* start *
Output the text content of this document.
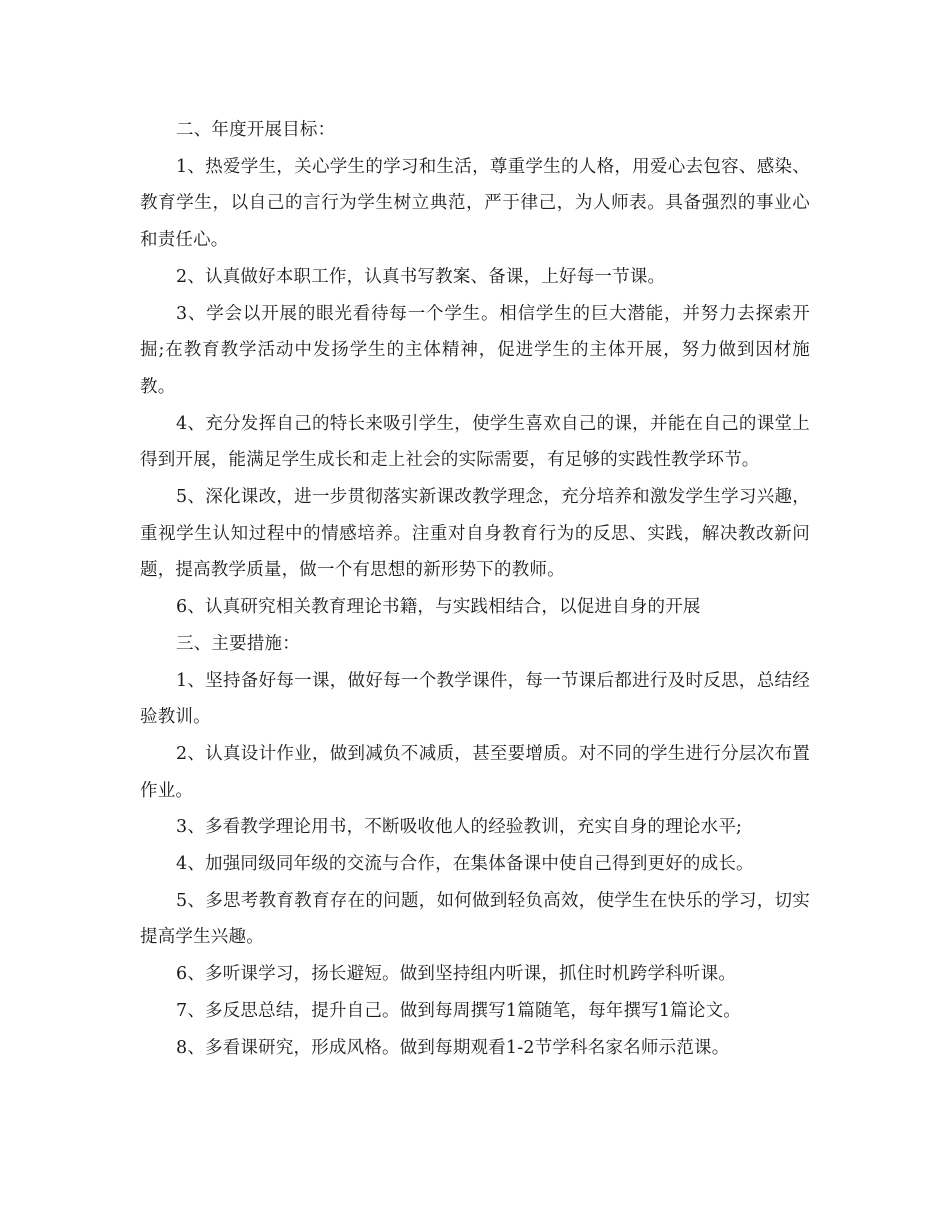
二、年度开展目标：

1、热爱学生，关心学生的学习和生活，尊重学生的人格，用爱心去包容、感染、教育学生，以自己的言行为学生树立典范，严于律己，为人师表。具备强烈的事业心和责任心。

2、认真做好本职工作，认真书写教案、备课，上好每一节课。

3、学会以开展的眼光看待每一个学生。相信学生的巨大潜能，并努力去探索开掘;在教育教学活动中发扬学生的主体精神，促进学生的主体开展，努力做到因材施教。

4、充分发挥自己的特长来吸引学生，使学生喜欢自己的课，并能在自己的课堂上得到开展，能满足学生成长和走上社会的实际需要，有足够的实践性教学环节。

5、深化课改，进一步贯彻落实新课改教学理念，充分培养和激发学生学习兴趣，重视学生认知过程中的情感培养。注重对自身教育行为的反思、实践，解决教改新问题，提高教学质量，做一个有思想的新形势下的教师。

6、认真研究相关教育理论书籍，与实践相结合，以促进自身的开展

三、主要措施：

1、坚持备好每一课，做好每一个教学课件，每一节课后都进行及时反思，总结经验教训。

2、认真设计作业，做到减负不减质，甚至要增质。对不同的学生进行分层次布置作业。

3、多看教学理论用书，不断吸收他人的经验教训，充实自身的理论水平;

4、加强同级同年级的交流与合作，在集体备课中使自己得到更好的成长。

5、多思考教育教育存在的问题，如何做到轻负高效，使学生在快乐的学习，切实提高学生兴趣。

6、多听课学习，扬长避短。做到坚持组内听课，抓住时机跨学科听课。

7、多反思总结，提升自己。做到每周撰写1篇随笔，每年撰写1篇论文。

8、多看课研究，形成风格。做到每期观看1-2节学科名家名师示范课。
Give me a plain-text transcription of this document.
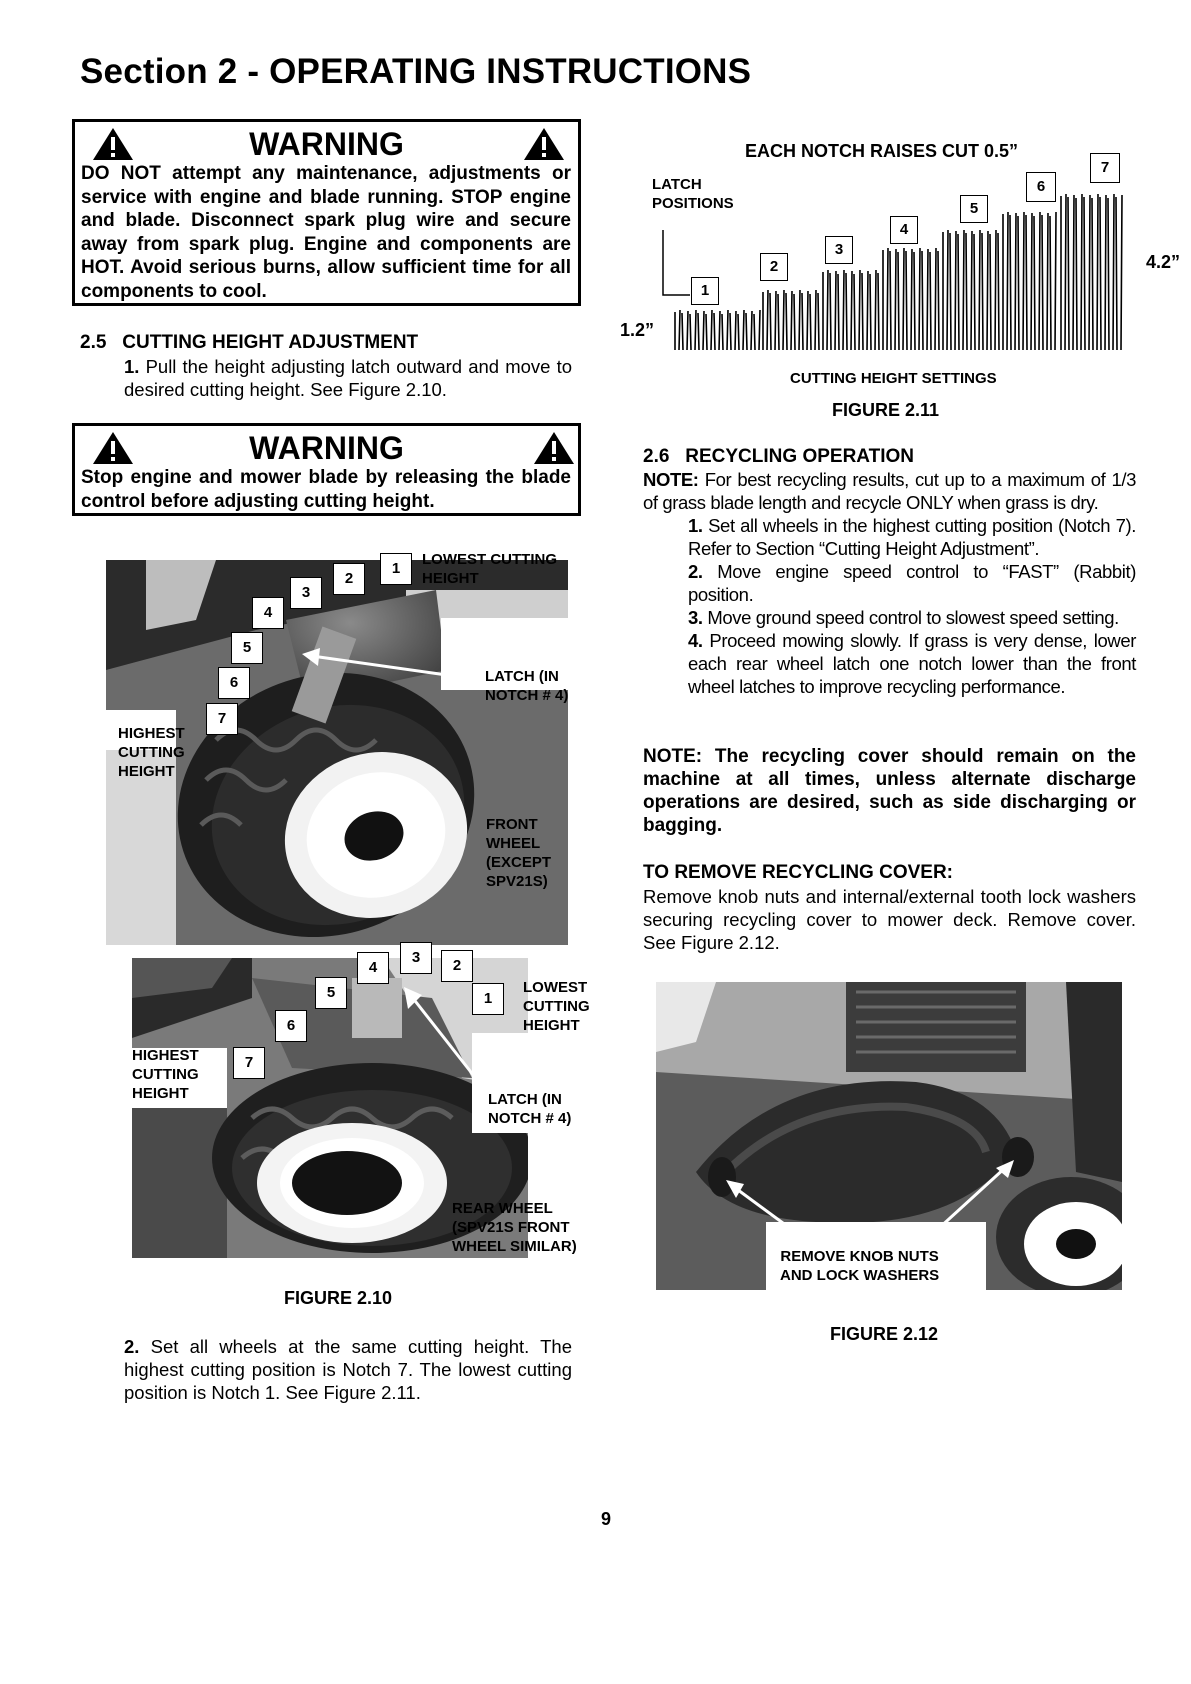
Section 2 - OPERATING INSTRUCTIONS
WARNING
DO NOT attempt any maintenance, adjustments or service with engine and blade running. STOP engine and blade. Disconnect spark plug wire and secure away from spark plug. Engine and components are HOT. Avoid serious burns, allow sufficient time for all components to cool.
2.5 CUTTING HEIGHT ADJUSTMENT
1. Pull the height adjusting latch outward and move to desired cutting height. See Figure 2.10.
WARNING
Stop engine and mower blade by releasing the blade control before adjusting cutting height.
1
2
3
4
5
6
7
LOWEST CUTTING
HEIGHT
LATCH (IN
NOTCH # 4)
HIGHEST
CUTTING
HEIGHT
FRONT
WHEEL
(EXCEPT
SPV21S)
1
2
3
4
5
6
7
LOWEST
CUTTING
HEIGHT
HIGHEST
CUTTING
HEIGHT	LATCH (IN
NOTCH # 4)
REAR WHEEL
(SPV21S FRONT
WHEEL SIMILAR)
FIGURE 2.10
2. Set all wheels at the same cutting height. The highest cutting position is Notch 7. The lowest cutting position is Notch 1. See Figure 2.11.
EACH NOTCH RAISES CUT 0.5”
LATCH
POSITIONS
1
2
3
4
5
6
7
1.2”
4.2”
CUTTING HEIGHT SETTINGS
FIGURE 2.11
2.6 RECYCLING OPERATION
NOTE: For best recycling results, cut up to a maximum of 1/3 of grass blade length and recycle ONLY when grass is dry.
1. Set all wheels in the highest cutting position (Notch 7). Refer to Section “Cutting Height Adjustment”.
2. Move engine speed control to “FAST” (Rabbit) position.
3. Move ground speed control to slowest speed setting.
4. Proceed mowing slowly. If grass is very dense, lower each rear wheel latch one notch lower than the front wheel latches to improve recycling performance.
NOTE: The recycling cover should remain on the machine at all times, unless alternate discharge operations are desired, such as side discharging or bagging.
TO REMOVE RECYCLING COVER:
Remove knob nuts and internal/external tooth lock washers securing recycling cover to mower deck. Remove cover. See Figure 2.12.
REMOVE KNOB NUTS
AND LOCK WASHERS
FIGURE 2.12
9
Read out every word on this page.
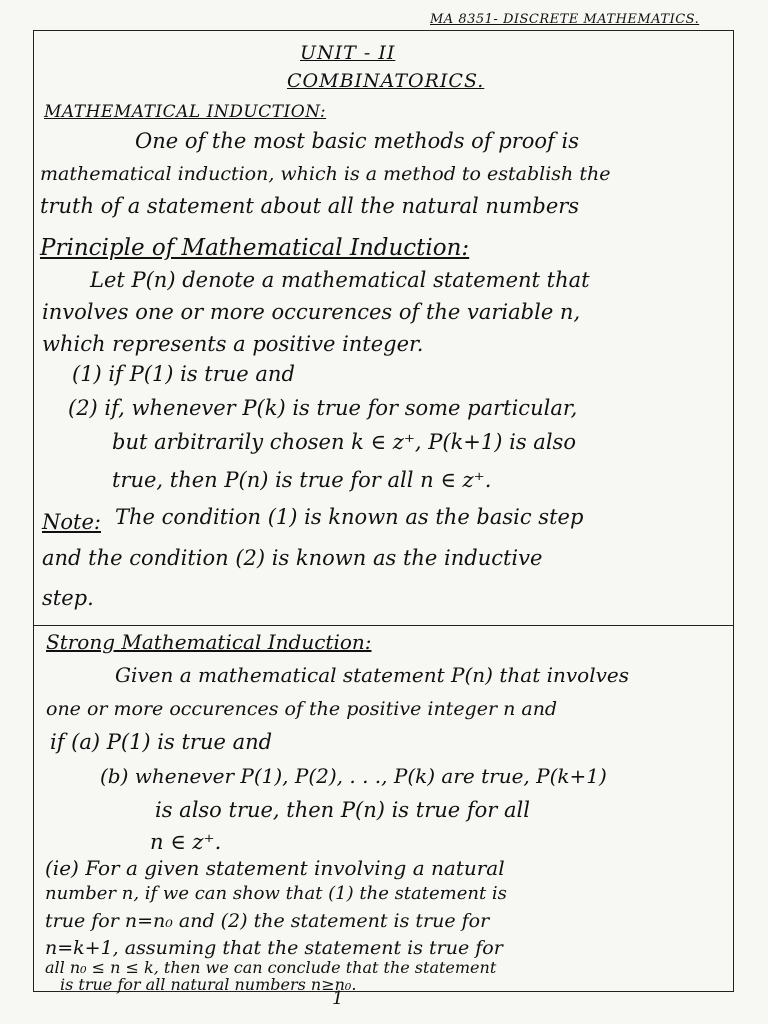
MA 8351- DISCRETE MATHEMATICS.
UNIT - II
COMBINATORICS.
MATHEMATICAL INDUCTION:
One of the most basic methods of proof is
mathematical induction, which is a method to establish the
truth of a statement about all the natural numbers
Principle of Mathematical Induction:
Let P(n) denote a mathematical statement that
involves one or more occurences of the variable n,
which represents a positive integer.
(1) if P(1) is true and
(2) if, whenever P(k) is true for some particular,
but arbitrarily chosen k ∈ z⁺, P(k+1) is also
true, then P(n) is true for all n ∈ z⁺.
Note: The condition (1) is known as the basic step
and the condition (2) is known as the inductive
step.
Strong Mathematical Induction:
Given a mathematical statement P(n) that involves
one or more occurences of the positive integer n and
if (a) P(1) is true and
(b) whenever P(1), P(2), . . ., P(k) are true, P(k+1)
is also true, then P(n) is true for all
n ∈ z⁺.
(ie) For a given statement involving a natural
number n, if we can show that (1) the statement is
true for n=n₀ and (2) the statement is true for
n=k+1, assuming that the statement is true for
all n₀ ≤ n ≤ k, then we can conclude that the statement
is true for all natural numbers n≥n₀.
1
* end *
◆ SHORT PROBLEM: Go through the records. Copy each line where "wheels" appears.

◆ CORRECT RESULT:
2. Set all wheels at the same cutting height. The highest cutting position is Notch 7. The lowest cutting position is Notch 1. See Figure 2.11.
1. Set all wheels in the highest cutting position (Notch 7). Refer to Section “Cutting Height Adjustment”.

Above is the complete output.